=== RECORDS ===

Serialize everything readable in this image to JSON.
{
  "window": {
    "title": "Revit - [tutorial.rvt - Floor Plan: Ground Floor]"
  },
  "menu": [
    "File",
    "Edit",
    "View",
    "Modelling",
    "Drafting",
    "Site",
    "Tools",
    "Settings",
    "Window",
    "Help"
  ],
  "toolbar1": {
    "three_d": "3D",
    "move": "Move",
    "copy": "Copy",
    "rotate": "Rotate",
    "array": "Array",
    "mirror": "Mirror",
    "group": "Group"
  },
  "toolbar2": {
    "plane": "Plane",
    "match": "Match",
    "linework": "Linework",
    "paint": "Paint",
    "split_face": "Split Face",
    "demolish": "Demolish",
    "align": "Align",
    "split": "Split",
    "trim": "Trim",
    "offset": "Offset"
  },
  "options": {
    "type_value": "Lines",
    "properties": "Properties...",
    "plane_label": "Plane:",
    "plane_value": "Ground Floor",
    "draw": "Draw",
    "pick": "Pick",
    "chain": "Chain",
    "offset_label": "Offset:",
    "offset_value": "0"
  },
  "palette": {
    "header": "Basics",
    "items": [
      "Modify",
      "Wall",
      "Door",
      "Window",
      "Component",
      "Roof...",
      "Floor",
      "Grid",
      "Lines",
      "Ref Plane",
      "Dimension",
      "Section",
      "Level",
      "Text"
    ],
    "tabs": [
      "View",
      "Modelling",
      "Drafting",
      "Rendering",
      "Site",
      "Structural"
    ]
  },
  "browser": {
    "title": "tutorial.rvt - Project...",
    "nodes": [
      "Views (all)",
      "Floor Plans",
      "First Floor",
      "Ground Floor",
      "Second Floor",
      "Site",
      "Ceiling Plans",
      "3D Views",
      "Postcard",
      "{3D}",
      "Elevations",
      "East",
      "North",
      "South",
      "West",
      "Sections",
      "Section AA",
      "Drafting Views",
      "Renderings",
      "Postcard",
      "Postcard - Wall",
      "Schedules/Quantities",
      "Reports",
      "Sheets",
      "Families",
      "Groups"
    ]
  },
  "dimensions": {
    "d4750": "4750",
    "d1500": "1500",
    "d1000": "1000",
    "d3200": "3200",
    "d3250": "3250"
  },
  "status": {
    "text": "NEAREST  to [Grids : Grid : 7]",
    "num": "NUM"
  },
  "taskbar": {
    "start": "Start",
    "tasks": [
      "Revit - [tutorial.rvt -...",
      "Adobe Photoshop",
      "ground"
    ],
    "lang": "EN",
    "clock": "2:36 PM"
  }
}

===

- _PROMPT_
Extract each entry in full, exactly as given.

- _SOLUTION TO THIS TASK_
Serialize everything readable in this image to JSON.
{
  "window": {
    "title": "Revit - [tutorial.rvt - Floor Plan: Ground Floor]"
  },
  "menu": [
    "File",
    "Edit",
    "View",
    "Modelling",
    "Drafting",
    "Site",
    "Tools",
    "Settings",
    "Window",
    "Help"
  ],
  "toolbar1": {
    "three_d": "3D",
    "move": "Move",
    "copy": "Copy",
    "rotate": "Rotate",
    "array": "Array",
    "mirror": "Mirror",
    "group": "Group"
  },
  "toolbar2": {
    "plane": "Plane",
    "match": "Match",
    "linework": "Linework",
    "paint": "Paint",
    "split_face": "Split Face",
    "demolish": "Demolish",
    "align": "Align",
    "split": "Split",
    "trim": "Trim",
    "offset": "Offset"
  },
  "options": {
    "type_value": "Lines",
    "properties": "Properties...",
    "plane_label": "Plane:",
    "plane_value": "Ground Floor",
    "draw": "Draw",
    "pick": "Pick",
    "chain": "Chain",
    "offset_label": "Offset:",
    "offset_value": "0"
  },
  "palette": {
    "header": "Basics",
    "items": [
      "Modify",
      "Wall",
      "Door",
      "Window",
      "Component",
      "Roof...",
      "Floor",
      "Grid",
      "Lines",
      "Ref Plane",
      "Dimension",
      "Section",
      "Level",
      "Text"
    ],
    "tabs": [
      "View",
      "Modelling",
      "Drafting",
      "Rendering",
      "Site",
      "Structural"
    ]
  },
  "browser": {
    "title": "tutorial.rvt - Project...",
    "nodes": [
      "Views (all)",
      "Floor Plans",
      "First Floor",
      "Ground Floor",
      "Second Floor",
      "Site",
      "Ceiling Plans",
      "3D Views",
      "Postcard",
      "{3D}",
      "Elevations",
      "East",
      "North",
      "South",
      "West",
      "Sections",
      "Section AA",
      "Drafting Views",
      "Renderings",
      "Postcard",
      "Postcard - Wall",
      "Schedules/Quantities",
      "Reports",
      "Sheets",
      "Families",
      "Groups"
    ]
  },
  "dimensions": {
    "d4750": "4750",
    "d1500": "1500",
    "d1000": "1000",
    "d3200": "3200",
    "d3250": "3250"
  },
  "status": {
    "text": "NEAREST  to [Grids : Grid : 7]",
    "num": "NUM"
  },
  "taskbar": {
    "start": "Start",
    "tasks": [
      "Revit - [tutorial.rvt -...",
      "Adobe Photoshop",
      "ground"
    ],
    "lang": "EN",
    "clock": "2:36 PM"
  }
}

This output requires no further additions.